Instructions to follow
Go through the entries below and return every line that contains "Briefw".

Content starts

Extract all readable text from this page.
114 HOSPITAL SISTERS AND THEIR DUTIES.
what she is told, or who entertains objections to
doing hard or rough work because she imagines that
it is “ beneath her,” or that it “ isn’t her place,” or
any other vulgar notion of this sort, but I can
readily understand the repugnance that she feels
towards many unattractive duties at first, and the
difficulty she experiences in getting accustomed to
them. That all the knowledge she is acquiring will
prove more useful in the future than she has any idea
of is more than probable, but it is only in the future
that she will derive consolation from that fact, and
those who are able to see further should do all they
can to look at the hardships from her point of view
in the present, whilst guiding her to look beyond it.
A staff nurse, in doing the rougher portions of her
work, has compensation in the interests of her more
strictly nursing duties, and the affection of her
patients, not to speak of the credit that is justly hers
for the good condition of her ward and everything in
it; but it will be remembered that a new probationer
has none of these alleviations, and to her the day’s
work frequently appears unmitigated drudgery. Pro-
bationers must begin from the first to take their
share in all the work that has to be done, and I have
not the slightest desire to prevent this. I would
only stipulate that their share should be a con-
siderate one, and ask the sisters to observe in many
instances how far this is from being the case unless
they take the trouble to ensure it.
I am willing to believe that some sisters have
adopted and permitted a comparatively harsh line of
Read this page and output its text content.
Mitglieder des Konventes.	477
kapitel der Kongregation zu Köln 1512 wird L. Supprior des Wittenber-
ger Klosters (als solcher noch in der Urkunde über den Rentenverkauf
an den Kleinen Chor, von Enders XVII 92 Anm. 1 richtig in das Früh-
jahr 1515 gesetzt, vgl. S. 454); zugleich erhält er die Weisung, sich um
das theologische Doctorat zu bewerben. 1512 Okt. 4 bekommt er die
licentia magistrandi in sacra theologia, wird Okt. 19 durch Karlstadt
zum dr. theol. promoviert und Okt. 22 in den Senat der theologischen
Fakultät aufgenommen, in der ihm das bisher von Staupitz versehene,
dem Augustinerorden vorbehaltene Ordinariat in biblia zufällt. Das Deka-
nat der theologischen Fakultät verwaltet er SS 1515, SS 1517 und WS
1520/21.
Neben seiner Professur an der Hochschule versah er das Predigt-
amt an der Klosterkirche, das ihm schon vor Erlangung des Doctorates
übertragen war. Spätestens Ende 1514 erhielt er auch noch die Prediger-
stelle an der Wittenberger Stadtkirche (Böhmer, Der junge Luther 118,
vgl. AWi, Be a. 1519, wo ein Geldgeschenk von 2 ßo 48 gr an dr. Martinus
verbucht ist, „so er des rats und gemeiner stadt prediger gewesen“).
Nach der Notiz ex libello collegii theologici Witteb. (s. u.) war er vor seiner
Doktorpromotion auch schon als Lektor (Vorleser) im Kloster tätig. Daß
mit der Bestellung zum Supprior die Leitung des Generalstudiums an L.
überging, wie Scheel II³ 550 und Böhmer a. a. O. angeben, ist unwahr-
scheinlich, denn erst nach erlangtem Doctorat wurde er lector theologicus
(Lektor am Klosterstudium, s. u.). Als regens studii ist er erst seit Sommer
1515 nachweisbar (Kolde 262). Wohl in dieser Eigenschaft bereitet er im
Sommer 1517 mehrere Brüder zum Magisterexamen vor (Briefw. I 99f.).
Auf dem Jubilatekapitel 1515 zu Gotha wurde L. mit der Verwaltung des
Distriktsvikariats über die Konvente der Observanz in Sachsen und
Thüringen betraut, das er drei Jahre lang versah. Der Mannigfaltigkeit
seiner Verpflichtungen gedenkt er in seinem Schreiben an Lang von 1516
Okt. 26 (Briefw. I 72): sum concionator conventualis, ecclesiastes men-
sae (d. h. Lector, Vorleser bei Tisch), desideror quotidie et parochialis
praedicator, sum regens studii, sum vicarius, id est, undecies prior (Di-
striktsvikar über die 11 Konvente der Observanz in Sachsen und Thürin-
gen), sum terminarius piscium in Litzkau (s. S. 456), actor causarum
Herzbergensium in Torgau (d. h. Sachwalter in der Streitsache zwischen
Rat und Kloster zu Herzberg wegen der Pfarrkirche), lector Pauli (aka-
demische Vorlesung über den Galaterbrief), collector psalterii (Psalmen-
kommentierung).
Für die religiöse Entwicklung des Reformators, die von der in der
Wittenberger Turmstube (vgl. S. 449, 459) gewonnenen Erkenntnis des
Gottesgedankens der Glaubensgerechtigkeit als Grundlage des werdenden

Content ends

Response for this exercise
Sommer 1517 mehrere Brüder zum Magisterexamen vor (Briefw. I 99f.).
Okt. 26 (Briefw. I 72): sum concionator conventualis, ecclesiastes men-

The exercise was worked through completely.